** Entries shown **
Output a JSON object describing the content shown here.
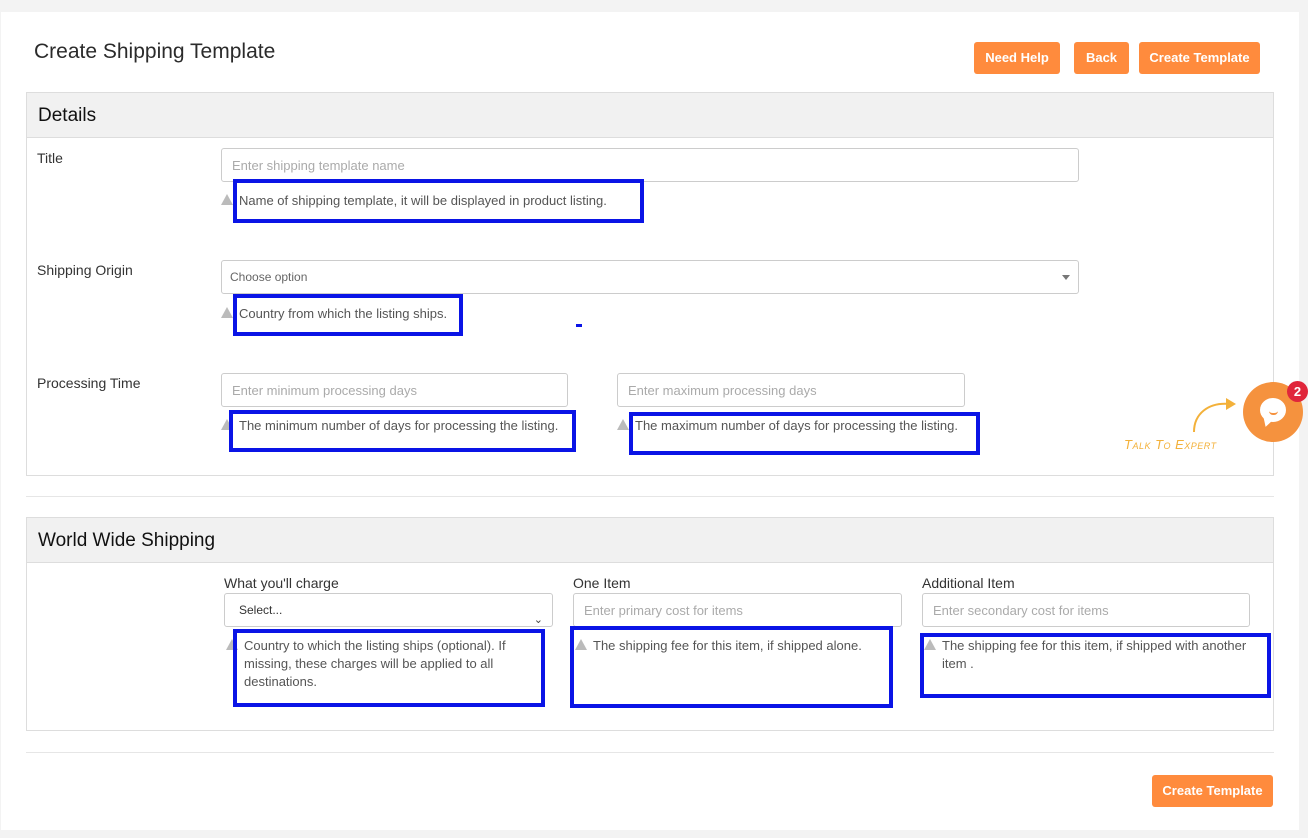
{
  "header": {
    "title": "Create Shipping Template",
    "buttons": {
      "need_help": "Need Help",
      "back": "Back",
      "create_template": "Create Template"
    }
  },
  "details": {
    "heading": "Details",
    "title_field": {
      "label": "Title",
      "placeholder": "Enter shipping template name",
      "value": "",
      "help": "Name of shipping template, it will be displayed in product listing."
    },
    "shipping_origin": {
      "label": "Shipping Origin",
      "selected": "Choose option",
      "help": "Country from which the listing ships."
    },
    "processing_time": {
      "label": "Processing Time",
      "min_placeholder": "Enter minimum processing days",
      "max_placeholder": "Enter maximum processing days",
      "min_help": "The minimum number of days for processing the listing.",
      "max_help": "The maximum number of days for processing the listing."
    }
  },
  "world_wide": {
    "heading": "World Wide Shipping",
    "charge": {
      "label": "What you'll charge",
      "selected": "Select...",
      "help": "Country to which the listing ships (optional). If missing, these charges will be applied to all destinations."
    },
    "one_item": {
      "label": "One Item",
      "placeholder": "Enter primary cost for items",
      "help": "The shipping fee for this item, if shipped alone."
    },
    "additional_item": {
      "label": "Additional Item",
      "placeholder": "Enter secondary cost for items",
      "help": "The shipping fee for this item, if shipped with another item ."
    }
  },
  "footer": {
    "create_template": "Create Template"
  },
  "chat_widget": {
    "label": "Talk To Expert",
    "badge_count": "2",
    "icon": "chat-bubble-icon"
  },
  "colors": {
    "accent": "#ff8b3d",
    "highlight": "#0a14e6",
    "badge": "#e0263b"
  }
}
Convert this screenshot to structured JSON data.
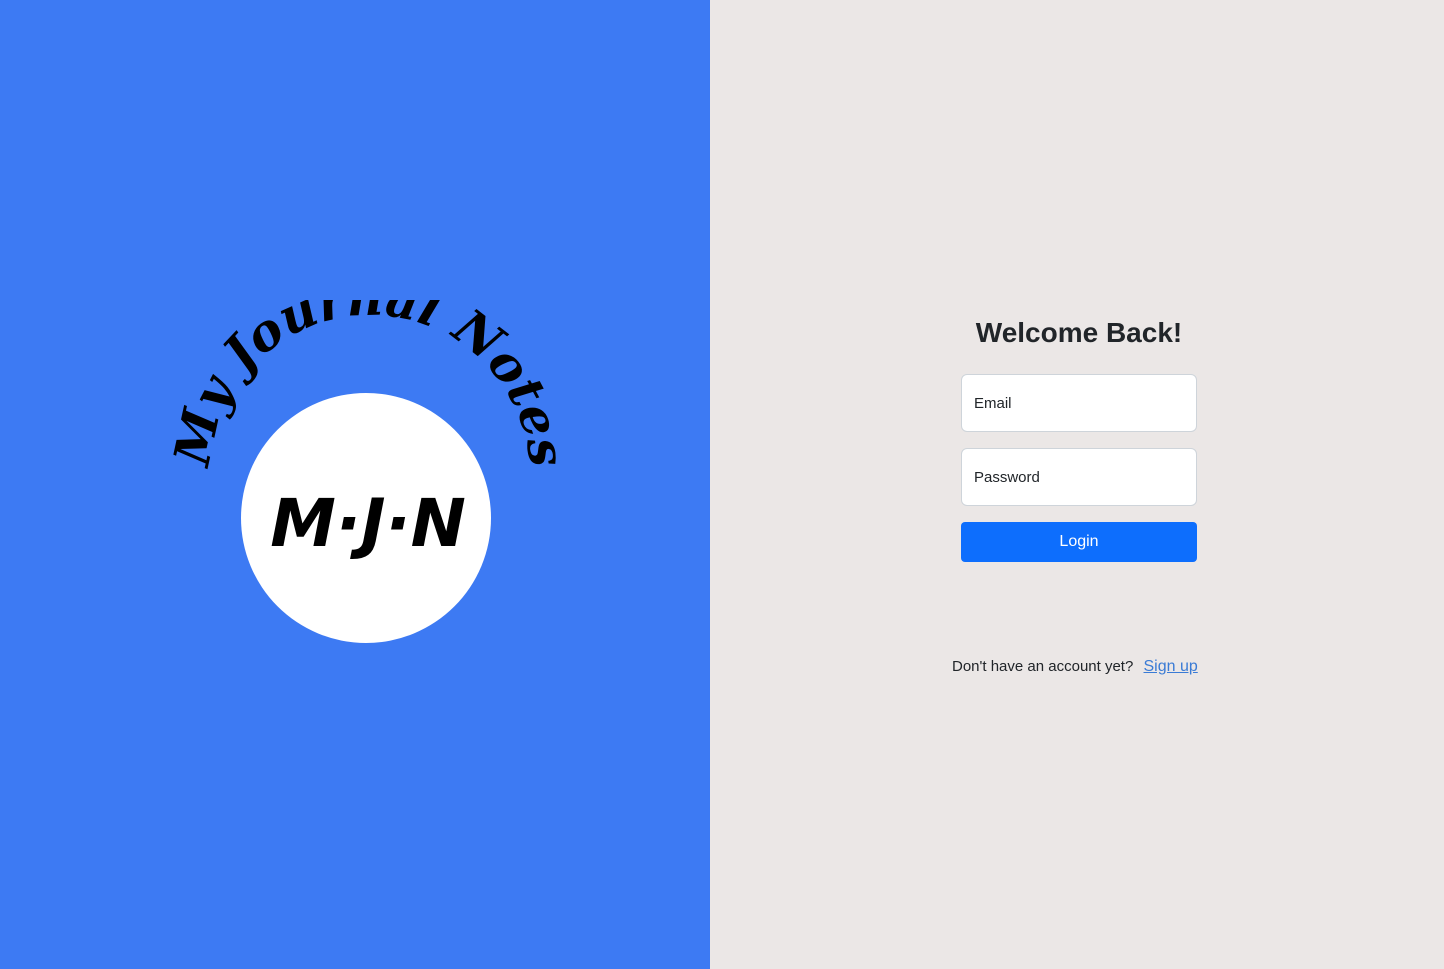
{
  "logo": {
    "arc_text": "My Journal Notes",
    "monogram": "M·J·N"
  },
  "login": {
    "title": "Welcome Back!",
    "email_placeholder": "Email",
    "password_placeholder": "Password",
    "login_label": "Login"
  },
  "signup": {
    "prompt": "Don't have an account yet?",
    "link_label": "Sign up"
  },
  "colors": {
    "left_background": "#3d7af3",
    "right_background": "#ebe7e6",
    "button": "#0d6efd",
    "link": "#3a7bd5"
  }
}
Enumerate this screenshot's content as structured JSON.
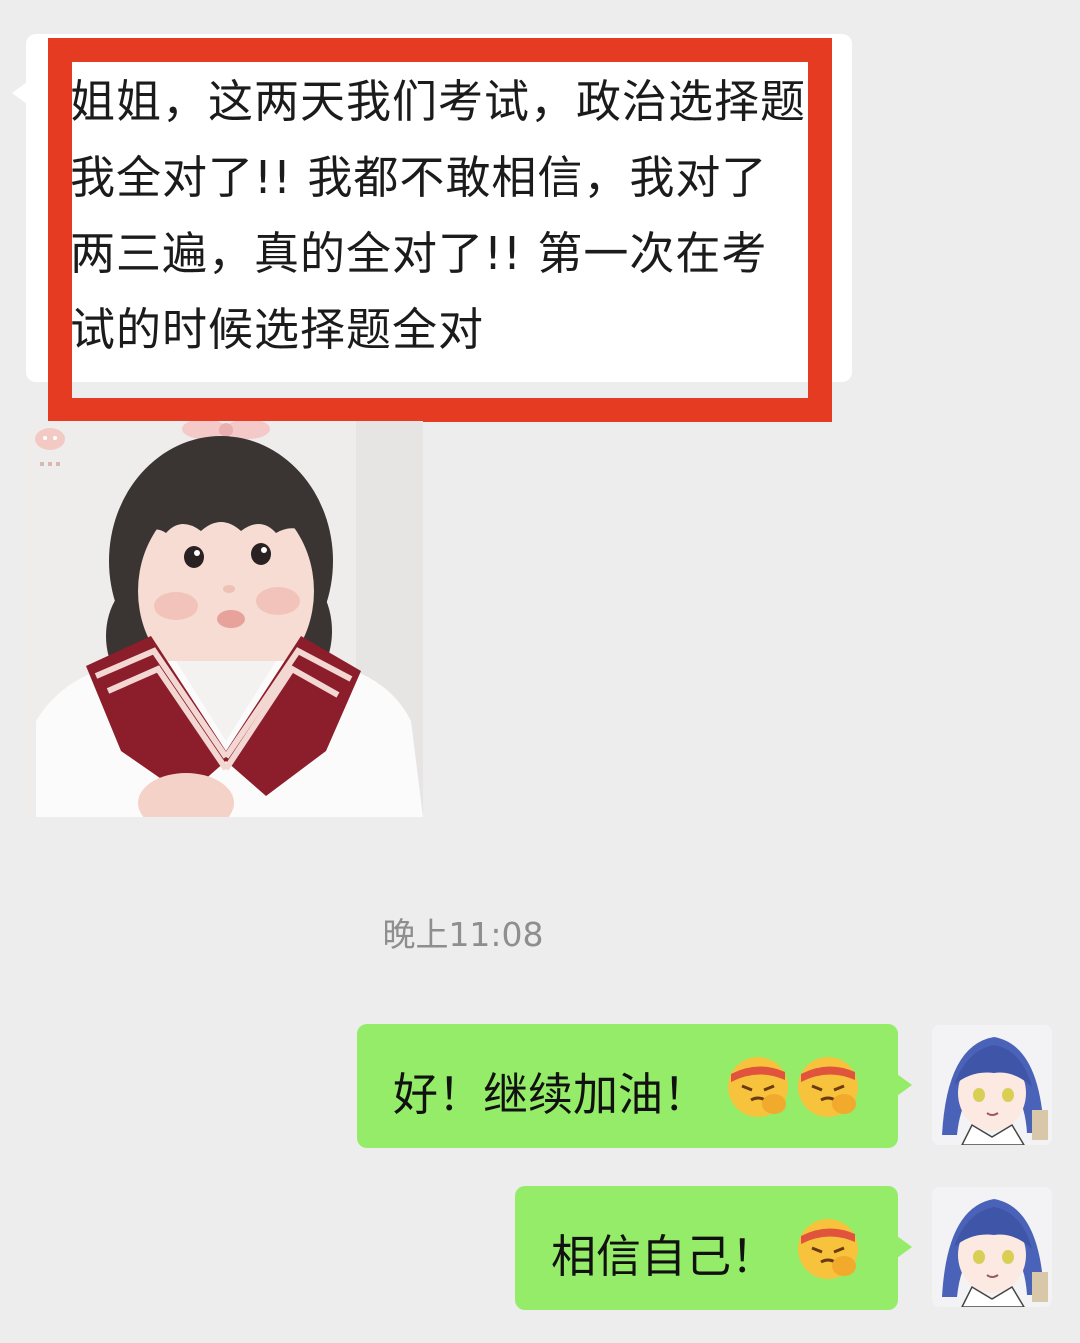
{
  "chat": {
    "incoming": {
      "text": "姐姐，这两天我们考试，政治选择题我全对了!! 我都不敢相信，我对了两三遍，真的全对了!! 第一次在考试的时候选择题全对"
    },
    "timestamp": "晚上11:08",
    "outgoing": [
      {
        "text": "好！继续加油！",
        "emoji": "determined-face-emoji",
        "emoji_count": 2
      },
      {
        "text": "相信自己！",
        "emoji": "determined-face-emoji",
        "emoji_count": 1
      }
    ]
  },
  "colors": {
    "background": "#ededed",
    "incoming_bubble": "#ffffff",
    "outgoing_bubble": "#95ec69",
    "highlight_border": "#e63b23",
    "timestamp_text": "#8e8e8e"
  },
  "icons": [
    "sticker-logo-icon",
    "determined-face-emoji",
    "user-avatar"
  ]
}
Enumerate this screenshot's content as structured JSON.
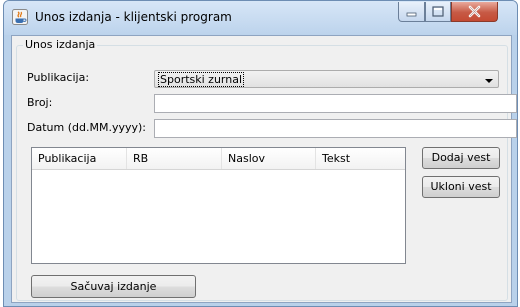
{
  "window": {
    "title": "Unos izdanja - klijentski program",
    "controls": {
      "minimize_icon": "minimize-icon",
      "maximize_icon": "maximize-icon",
      "close_icon": "close-icon"
    }
  },
  "form": {
    "group_title": "Unos izdanja",
    "publikacija_label": "Publikacija:",
    "publikacija_value": "Sportski zurnal",
    "broj_label": "Broj:",
    "broj_value": "",
    "datum_label": "Datum (dd.MM.yyyy):",
    "datum_value": ""
  },
  "table": {
    "columns": [
      "Publikacija",
      "RB",
      "Naslov",
      "Tekst"
    ],
    "rows": []
  },
  "buttons": {
    "dodaj_vest": "Dodaj vest",
    "ukloni_vest": "Ukloni vest",
    "sacuvaj_izdanje": "Sačuvaj izdanje"
  },
  "colors": {
    "title_bar": "#c9dcf1",
    "close_button": "#c75a45",
    "panel_background": "#f0f0f0"
  }
}
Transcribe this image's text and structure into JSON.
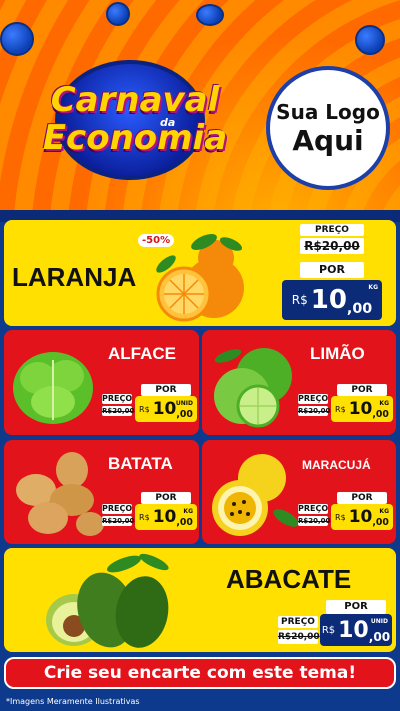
{
  "header": {
    "campaign_line1": "Carnaval",
    "campaign_da": "da",
    "campaign_line2": "Economia",
    "brand_line1": "Sua Logo",
    "brand_line2": "Aqui"
  },
  "labels": {
    "preco": "PREÇO",
    "por": "POR"
  },
  "products": {
    "laranja": {
      "name": "LARANJA",
      "badge": "-50%",
      "old": "R$20,00",
      "rs": "R$",
      "int": "10",
      "dec": ",00",
      "unit": "KG"
    },
    "alface": {
      "name": "ALFACE",
      "old": "R$20,00",
      "rs": "R$",
      "int": "10",
      "dec": ",00",
      "unit": "UNID"
    },
    "limao": {
      "name": "LIMÃO",
      "old": "R$20,00",
      "rs": "R$",
      "int": "10",
      "dec": ",00",
      "unit": "KG"
    },
    "batata": {
      "name": "BATATA",
      "old": "R$20,00",
      "rs": "R$",
      "int": "10",
      "dec": ",00",
      "unit": "KG"
    },
    "maracuja": {
      "name": "MARACUJÁ",
      "old": "R$20,00",
      "rs": "R$",
      "int": "10",
      "dec": ",00",
      "unit": "KG"
    },
    "abacate": {
      "name": "ABACATE",
      "old": "R$20,00",
      "rs": "R$",
      "int": "10",
      "dec": ",00",
      "unit": "UNID"
    }
  },
  "cta": "Crie seu encarte com este tema!",
  "footnote": "*Imagens Meramente Ilustrativas",
  "colors": {
    "navy": "#0b2a78",
    "red": "#e3131b",
    "yellow": "#ffe000",
    "orange": "#ff7a00"
  }
}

** What is asked **
Lines holding the word "izdanja" should be counted across the entries; state only how many there are.

** Written solution **
2